[Data excerpts]
# # # # # # #
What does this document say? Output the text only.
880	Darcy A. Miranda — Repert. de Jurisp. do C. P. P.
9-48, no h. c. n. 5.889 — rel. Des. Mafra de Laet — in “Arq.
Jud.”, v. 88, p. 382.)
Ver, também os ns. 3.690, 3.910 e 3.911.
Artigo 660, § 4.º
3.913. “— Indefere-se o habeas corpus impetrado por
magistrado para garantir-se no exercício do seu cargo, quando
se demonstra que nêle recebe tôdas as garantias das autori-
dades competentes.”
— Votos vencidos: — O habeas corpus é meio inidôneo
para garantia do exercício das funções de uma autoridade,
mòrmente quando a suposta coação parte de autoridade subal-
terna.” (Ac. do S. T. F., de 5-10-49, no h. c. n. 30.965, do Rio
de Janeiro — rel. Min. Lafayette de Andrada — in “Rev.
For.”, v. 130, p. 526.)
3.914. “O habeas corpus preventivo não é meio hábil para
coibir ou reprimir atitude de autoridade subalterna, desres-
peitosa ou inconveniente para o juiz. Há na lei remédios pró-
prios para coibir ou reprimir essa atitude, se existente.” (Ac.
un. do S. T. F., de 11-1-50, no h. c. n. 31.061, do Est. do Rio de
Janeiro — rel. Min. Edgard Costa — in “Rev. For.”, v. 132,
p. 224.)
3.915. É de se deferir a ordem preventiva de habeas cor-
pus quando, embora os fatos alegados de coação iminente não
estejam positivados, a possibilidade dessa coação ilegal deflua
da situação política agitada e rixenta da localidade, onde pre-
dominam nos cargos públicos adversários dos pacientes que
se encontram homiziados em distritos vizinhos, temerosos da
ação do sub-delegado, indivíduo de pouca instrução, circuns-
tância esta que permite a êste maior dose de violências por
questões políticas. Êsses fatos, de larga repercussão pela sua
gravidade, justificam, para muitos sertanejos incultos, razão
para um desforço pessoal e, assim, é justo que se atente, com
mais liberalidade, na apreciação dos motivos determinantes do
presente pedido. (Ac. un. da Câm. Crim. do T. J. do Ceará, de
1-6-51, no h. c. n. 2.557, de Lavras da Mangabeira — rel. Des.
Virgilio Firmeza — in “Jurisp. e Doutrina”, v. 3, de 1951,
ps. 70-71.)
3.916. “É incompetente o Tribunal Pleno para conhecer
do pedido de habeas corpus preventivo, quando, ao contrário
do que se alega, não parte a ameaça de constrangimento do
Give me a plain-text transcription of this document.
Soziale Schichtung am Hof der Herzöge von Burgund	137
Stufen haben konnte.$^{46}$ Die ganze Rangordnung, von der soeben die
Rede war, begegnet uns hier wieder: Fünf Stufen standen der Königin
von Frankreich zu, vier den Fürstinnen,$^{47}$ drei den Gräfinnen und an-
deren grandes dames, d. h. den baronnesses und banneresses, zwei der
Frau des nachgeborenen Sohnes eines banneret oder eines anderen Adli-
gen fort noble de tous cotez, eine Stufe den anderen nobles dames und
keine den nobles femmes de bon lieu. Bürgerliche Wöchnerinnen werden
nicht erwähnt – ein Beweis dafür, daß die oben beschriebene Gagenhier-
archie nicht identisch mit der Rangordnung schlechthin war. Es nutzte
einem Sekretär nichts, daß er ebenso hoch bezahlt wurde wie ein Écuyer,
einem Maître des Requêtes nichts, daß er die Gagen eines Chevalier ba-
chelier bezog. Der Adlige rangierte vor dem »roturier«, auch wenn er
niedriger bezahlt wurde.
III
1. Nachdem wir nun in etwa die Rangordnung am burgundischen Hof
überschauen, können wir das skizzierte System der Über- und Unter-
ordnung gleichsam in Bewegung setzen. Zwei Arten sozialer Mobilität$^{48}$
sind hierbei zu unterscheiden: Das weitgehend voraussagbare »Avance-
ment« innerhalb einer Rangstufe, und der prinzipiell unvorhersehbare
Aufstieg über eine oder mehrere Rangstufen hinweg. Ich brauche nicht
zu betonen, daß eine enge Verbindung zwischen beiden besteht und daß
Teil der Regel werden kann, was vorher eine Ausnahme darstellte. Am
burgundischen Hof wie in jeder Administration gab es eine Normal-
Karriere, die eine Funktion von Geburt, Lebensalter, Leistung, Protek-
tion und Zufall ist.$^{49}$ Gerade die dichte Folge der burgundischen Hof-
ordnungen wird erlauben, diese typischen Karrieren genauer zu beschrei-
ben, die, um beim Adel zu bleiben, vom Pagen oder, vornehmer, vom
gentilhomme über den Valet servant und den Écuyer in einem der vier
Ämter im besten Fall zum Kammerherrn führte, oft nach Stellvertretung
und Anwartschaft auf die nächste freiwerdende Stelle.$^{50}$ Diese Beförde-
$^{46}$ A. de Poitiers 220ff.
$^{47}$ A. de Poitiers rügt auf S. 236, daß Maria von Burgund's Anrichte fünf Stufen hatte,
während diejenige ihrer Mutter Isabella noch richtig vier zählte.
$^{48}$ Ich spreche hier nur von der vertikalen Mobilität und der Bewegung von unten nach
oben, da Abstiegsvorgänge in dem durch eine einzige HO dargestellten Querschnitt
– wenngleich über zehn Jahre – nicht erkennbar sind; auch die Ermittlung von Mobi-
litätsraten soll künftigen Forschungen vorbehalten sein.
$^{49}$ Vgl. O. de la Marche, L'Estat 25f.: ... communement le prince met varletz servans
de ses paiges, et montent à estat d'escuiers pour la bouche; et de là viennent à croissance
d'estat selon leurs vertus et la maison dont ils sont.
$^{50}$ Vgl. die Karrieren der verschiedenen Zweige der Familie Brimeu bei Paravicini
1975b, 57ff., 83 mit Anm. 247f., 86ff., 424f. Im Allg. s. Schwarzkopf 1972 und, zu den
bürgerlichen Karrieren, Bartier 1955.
# # # # # # #
Instructions for the task:
Return the listing above in its exact form.

Result of this exercise:
What does this document say? Output the text only.
880	Darcy A. Miranda — Repert. de Jurisp. do C. P. P.
9-48, no h. c. n. 5.889 — rel. Des. Mafra de Laet — in “Arq.
Jud.”, v. 88, p. 382.)
Ver, também os ns. 3.690, 3.910 e 3.911.
Artigo 660, § 4.º
3.913. “— Indefere-se o habeas corpus impetrado por
magistrado para garantir-se no exercício do seu cargo, quando
se demonstra que nêle recebe tôdas as garantias das autori-
dades competentes.”
— Votos vencidos: — O habeas corpus é meio inidôneo
para garantia do exercício das funções de uma autoridade,
mòrmente quando a suposta coação parte de autoridade subal-
terna.” (Ac. do S. T. F., de 5-10-49, no h. c. n. 30.965, do Rio
de Janeiro — rel. Min. Lafayette de Andrada — in “Rev.
For.”, v. 130, p. 526.)
3.914. “O habeas corpus preventivo não é meio hábil para
coibir ou reprimir atitude de autoridade subalterna, desres-
peitosa ou inconveniente para o juiz. Há na lei remédios pró-
prios para coibir ou reprimir essa atitude, se existente.” (Ac.
un. do S. T. F., de 11-1-50, no h. c. n. 31.061, do Est. do Rio de
Janeiro — rel. Min. Edgard Costa — in “Rev. For.”, v. 132,
p. 224.)
3.915. É de se deferir a ordem preventiva de habeas cor-
pus quando, embora os fatos alegados de coação iminente não
estejam positivados, a possibilidade dessa coação ilegal deflua
da situação política agitada e rixenta da localidade, onde pre-
dominam nos cargos públicos adversários dos pacientes que
se encontram homiziados em distritos vizinhos, temerosos da
ação do sub-delegado, indivíduo de pouca instrução, circuns-
tância esta que permite a êste maior dose de violências por
questões políticas. Êsses fatos, de larga repercussão pela sua
gravidade, justificam, para muitos sertanejos incultos, razão
para um desforço pessoal e, assim, é justo que se atente, com
mais liberalidade, na apreciação dos motivos determinantes do
presente pedido. (Ac. un. da Câm. Crim. do T. J. do Ceará, de
1-6-51, no h. c. n. 2.557, de Lavras da Mangabeira — rel. Des.
Virgilio Firmeza — in “Jurisp. e Doutrina”, v. 3, de 1951,
ps. 70-71.)
3.916. “É incompetente o Tribunal Pleno para conhecer
do pedido de habeas corpus preventivo, quando, ao contrário
do que se alega, não parte a ameaça de constrangimento do
Give me a plain-text transcription of this document.
Soziale Schichtung am Hof der Herzöge von Burgund	137
Stufen haben konnte.$^{46}$ Die ganze Rangordnung, von der soeben die
Rede war, begegnet uns hier wieder: Fünf Stufen standen der Königin
von Frankreich zu, vier den Fürstinnen,$^{47}$ drei den Gräfinnen und an-
deren grandes dames, d. h. den baronnesses und banneresses, zwei der
Frau des nachgeborenen Sohnes eines banneret oder eines anderen Adli-
gen fort noble de tous cotez, eine Stufe den anderen nobles dames und
keine den nobles femmes de bon lieu. Bürgerliche Wöchnerinnen werden
nicht erwähnt – ein Beweis dafür, daß die oben beschriebene Gagenhier-
archie nicht identisch mit der Rangordnung schlechthin war. Es nutzte
einem Sekretär nichts, daß er ebenso hoch bezahlt wurde wie ein Écuyer,
einem Maître des Requêtes nichts, daß er die Gagen eines Chevalier ba-
chelier bezog. Der Adlige rangierte vor dem »roturier«, auch wenn er
niedriger bezahlt wurde.
III
1. Nachdem wir nun in etwa die Rangordnung am burgundischen Hof
überschauen, können wir das skizzierte System der Über- und Unter-
ordnung gleichsam in Bewegung setzen. Zwei Arten sozialer Mobilität$^{48}$
sind hierbei zu unterscheiden: Das weitgehend voraussagbare »Avance-
ment« innerhalb einer Rangstufe, und der prinzipiell unvorhersehbare
Aufstieg über eine oder mehrere Rangstufen hinweg. Ich brauche nicht
zu betonen, daß eine enge Verbindung zwischen beiden besteht und daß
Teil der Regel werden kann, was vorher eine Ausnahme darstellte. Am
burgundischen Hof wie in jeder Administration gab es eine Normal-
Karriere, die eine Funktion von Geburt, Lebensalter, Leistung, Protek-
tion und Zufall ist.$^{49}$ Gerade die dichte Folge der burgundischen Hof-
ordnungen wird erlauben, diese typischen Karrieren genauer zu beschrei-
ben, die, um beim Adel zu bleiben, vom Pagen oder, vornehmer, vom
gentilhomme über den Valet servant und den Écuyer in einem der vier
Ämter im besten Fall zum Kammerherrn führte, oft nach Stellvertretung
und Anwartschaft auf die nächste freiwerdende Stelle.$^{50}$ Diese Beförde-
$^{46}$ A. de Poitiers 220ff.
$^{47}$ A. de Poitiers rügt auf S. 236, daß Maria von Burgund's Anrichte fünf Stufen hatte,
während diejenige ihrer Mutter Isabella noch richtig vier zählte.
$^{48}$ Ich spreche hier nur von der vertikalen Mobilität und der Bewegung von unten nach
oben, da Abstiegsvorgänge in dem durch eine einzige HO dargestellten Querschnitt
– wenngleich über zehn Jahre – nicht erkennbar sind; auch die Ermittlung von Mobi-
litätsraten soll künftigen Forschungen vorbehalten sein.
$^{49}$ Vgl. O. de la Marche, L'Estat 25f.: ... communement le prince met varletz servans
de ses paiges, et montent à estat d'escuiers pour la bouche; et de là viennent à croissance
d'estat selon leurs vertus et la maison dont ils sont.
$^{50}$ Vgl. die Karrieren der verschiedenen Zweige der Familie Brimeu bei Paravicini
1975b, 57ff., 83 mit Anm. 247f., 86ff., 424f. Im Allg. s. Schwarzkopf 1972 und, zu den
bürgerlichen Karrieren, Bartier 1955.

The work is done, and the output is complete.